-- Directive --
Without the images, write out the whole listing exactly.

__________________________________________________

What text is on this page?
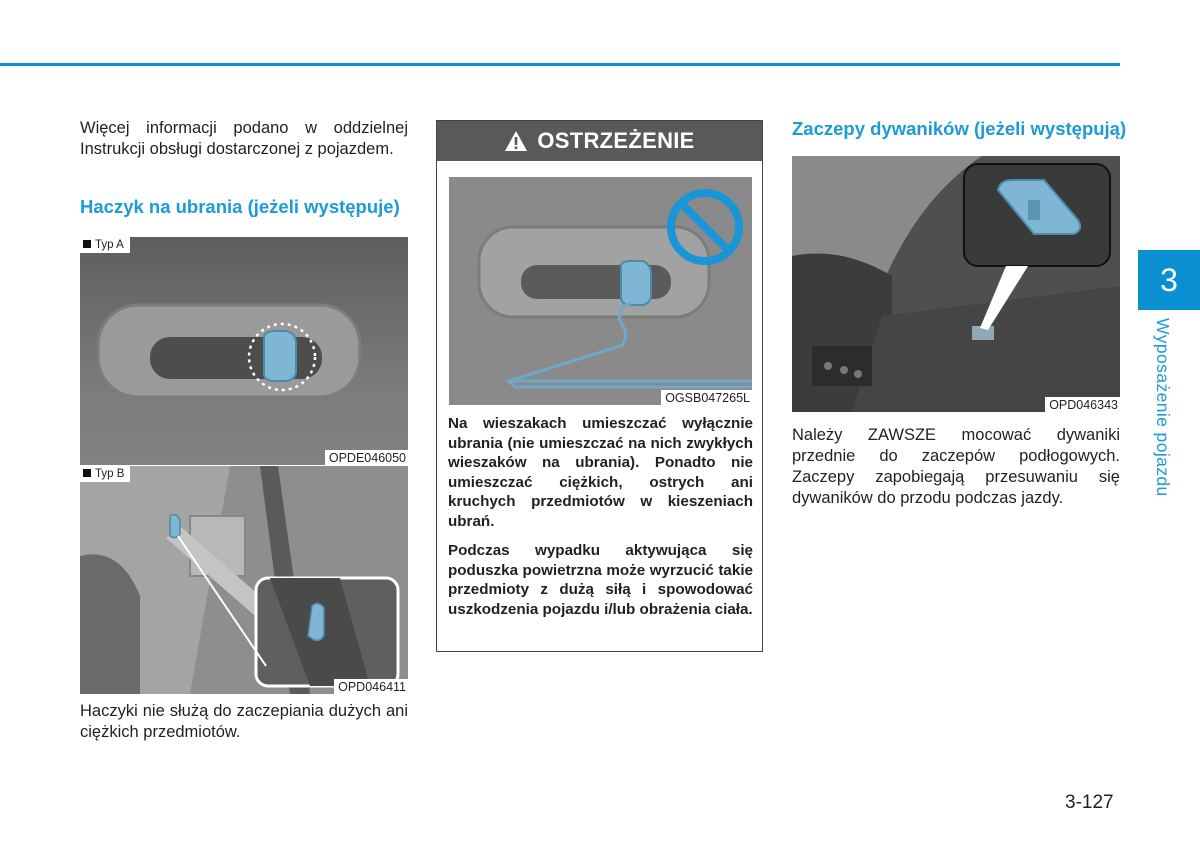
Więcej informacji podano w oddzielnej Instrukcji obsługi dostarczonej z pojazdem.

Haczyk na ubrania (jeżeli występuje)
Typ A
OPDE046050
Typ B
OPD046411

Haczyki nie służą do zaczepiania dużych ani ciężkich przedmiotów.

OSTRZEŻENIE
OGSB047265L

Na wieszakach umieszczać wyłącznie ubrania (nie umieszczać na nich zwykłych wieszaków na ubrania). Ponadto nie umieszczać ciężkich, ostrych ani kruchych przedmiotów w kieszeniach ubrań.

Podczas wypadku aktywująca się poduszka powietrzna może wyrzucić takie przedmioty z dużą siłą i spowodować uszkodzenia pojazdu i/lub obrażenia ciała.

Zaczepy dywaników (jeżeli występują)
OPD046343

Należy ZAWSZE mocować dywaniki przednie do zaczepów podłogowych. Zaczepy zapobiegają przesuwaniu się dywaników do przodu podczas jazdy.

3
Wyposażenie pojazdu
3-127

__________________________________________________

-- Expected output --
What text is on this page?
Więcej informacji podano w oddzielnej Instrukcji obsługi dostarczonej z pojazdem.

Haczyk na ubrania (jeżeli występuje)
Typ A
OPDE046050
Typ B
OPD046411

Haczyki nie służą do zaczepiania dużych ani ciężkich przedmiotów.

OSTRZEŻENIE
OGSB047265L

Na wieszakach umieszczać wyłącznie ubrania (nie umieszczać na nich zwykłych wieszaków na ubrania). Ponadto nie umieszczać ciężkich, ostrych ani kruchych przedmiotów w kieszeniach ubrań.

Podczas wypadku aktywująca się poduszka powietrzna może wyrzucić takie przedmioty z dużą siłą i spowodować uszkodzenia pojazdu i/lub obrażenia ciała.

Zaczepy dywaników (jeżeli występują)
OPD046343

Należy ZAWSZE mocować dywaniki przednie do zaczepów podłogowych. Zaczepy zapobiegają przesuwaniu się dywaników do przodu podczas jazdy.

3
Wyposażenie pojazdu
3-127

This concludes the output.